## Dataset content

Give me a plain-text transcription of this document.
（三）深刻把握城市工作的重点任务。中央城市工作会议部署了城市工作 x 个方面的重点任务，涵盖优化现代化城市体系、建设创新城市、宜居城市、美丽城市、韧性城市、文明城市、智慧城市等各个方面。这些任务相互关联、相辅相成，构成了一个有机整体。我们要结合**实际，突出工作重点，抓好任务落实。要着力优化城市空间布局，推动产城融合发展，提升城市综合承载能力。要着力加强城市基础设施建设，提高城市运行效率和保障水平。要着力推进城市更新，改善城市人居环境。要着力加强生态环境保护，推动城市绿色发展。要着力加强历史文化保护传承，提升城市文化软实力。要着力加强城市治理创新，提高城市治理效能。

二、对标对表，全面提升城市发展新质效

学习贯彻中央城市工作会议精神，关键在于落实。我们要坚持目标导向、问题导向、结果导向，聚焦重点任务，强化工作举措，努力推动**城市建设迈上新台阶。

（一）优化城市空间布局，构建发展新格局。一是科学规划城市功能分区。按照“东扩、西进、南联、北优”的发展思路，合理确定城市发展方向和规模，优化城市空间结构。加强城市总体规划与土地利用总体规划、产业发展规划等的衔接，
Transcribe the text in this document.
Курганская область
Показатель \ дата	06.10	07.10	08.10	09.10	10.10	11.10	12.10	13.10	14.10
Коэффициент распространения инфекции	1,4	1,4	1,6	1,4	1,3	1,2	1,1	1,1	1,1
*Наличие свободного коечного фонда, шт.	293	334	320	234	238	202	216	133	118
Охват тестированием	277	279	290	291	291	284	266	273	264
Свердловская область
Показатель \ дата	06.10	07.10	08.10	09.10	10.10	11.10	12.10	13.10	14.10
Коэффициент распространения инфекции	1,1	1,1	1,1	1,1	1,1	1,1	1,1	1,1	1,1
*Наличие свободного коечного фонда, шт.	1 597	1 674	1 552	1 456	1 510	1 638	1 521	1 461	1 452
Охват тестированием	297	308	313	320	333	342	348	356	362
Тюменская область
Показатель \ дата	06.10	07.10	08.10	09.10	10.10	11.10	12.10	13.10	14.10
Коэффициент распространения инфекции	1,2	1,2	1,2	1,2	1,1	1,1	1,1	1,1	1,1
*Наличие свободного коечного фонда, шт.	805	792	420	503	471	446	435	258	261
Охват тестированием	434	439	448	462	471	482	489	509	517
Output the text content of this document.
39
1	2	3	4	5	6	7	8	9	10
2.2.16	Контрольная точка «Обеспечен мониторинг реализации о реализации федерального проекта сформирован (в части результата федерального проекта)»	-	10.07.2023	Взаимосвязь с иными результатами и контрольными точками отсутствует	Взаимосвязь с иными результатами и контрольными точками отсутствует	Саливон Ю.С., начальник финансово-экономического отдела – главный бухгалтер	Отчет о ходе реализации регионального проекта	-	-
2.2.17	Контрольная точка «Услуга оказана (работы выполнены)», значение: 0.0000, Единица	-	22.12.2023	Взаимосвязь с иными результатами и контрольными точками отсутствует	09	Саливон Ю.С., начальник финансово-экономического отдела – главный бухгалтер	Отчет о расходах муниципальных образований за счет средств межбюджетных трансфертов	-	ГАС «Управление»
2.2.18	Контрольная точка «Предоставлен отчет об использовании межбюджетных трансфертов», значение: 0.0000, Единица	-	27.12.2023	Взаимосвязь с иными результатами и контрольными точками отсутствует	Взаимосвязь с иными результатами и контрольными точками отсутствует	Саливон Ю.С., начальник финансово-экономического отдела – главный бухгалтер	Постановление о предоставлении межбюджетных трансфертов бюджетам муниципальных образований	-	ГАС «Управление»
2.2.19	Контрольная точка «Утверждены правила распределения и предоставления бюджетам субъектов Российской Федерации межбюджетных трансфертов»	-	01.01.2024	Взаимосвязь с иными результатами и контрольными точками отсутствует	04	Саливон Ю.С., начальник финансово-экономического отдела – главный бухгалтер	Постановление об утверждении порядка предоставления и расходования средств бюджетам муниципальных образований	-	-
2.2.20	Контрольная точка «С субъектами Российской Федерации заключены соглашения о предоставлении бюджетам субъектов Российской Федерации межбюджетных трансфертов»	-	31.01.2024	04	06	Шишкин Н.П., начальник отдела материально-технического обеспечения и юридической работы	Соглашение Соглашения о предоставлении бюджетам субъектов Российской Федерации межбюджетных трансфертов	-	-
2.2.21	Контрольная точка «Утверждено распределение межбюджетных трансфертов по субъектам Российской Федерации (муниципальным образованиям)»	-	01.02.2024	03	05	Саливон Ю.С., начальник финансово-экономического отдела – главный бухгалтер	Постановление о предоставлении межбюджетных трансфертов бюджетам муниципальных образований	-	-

## The request
Check each line above for the word "инфекции" and copy the ones that have it.

## Finished exercise
Коэффициент распространения инфекции	1,4	1,4	1,6	1,4	1,3	1,2	1,1	1,1	1,1
Коэффициент распространения инфекции	1,1	1,1	1,1	1,1	1,1	1,1	1,1	1,1	1,1
Коэффициент распространения инфекции	1,2	1,2	1,2	1,2	1,1	1,1	1,1	1,1	1,1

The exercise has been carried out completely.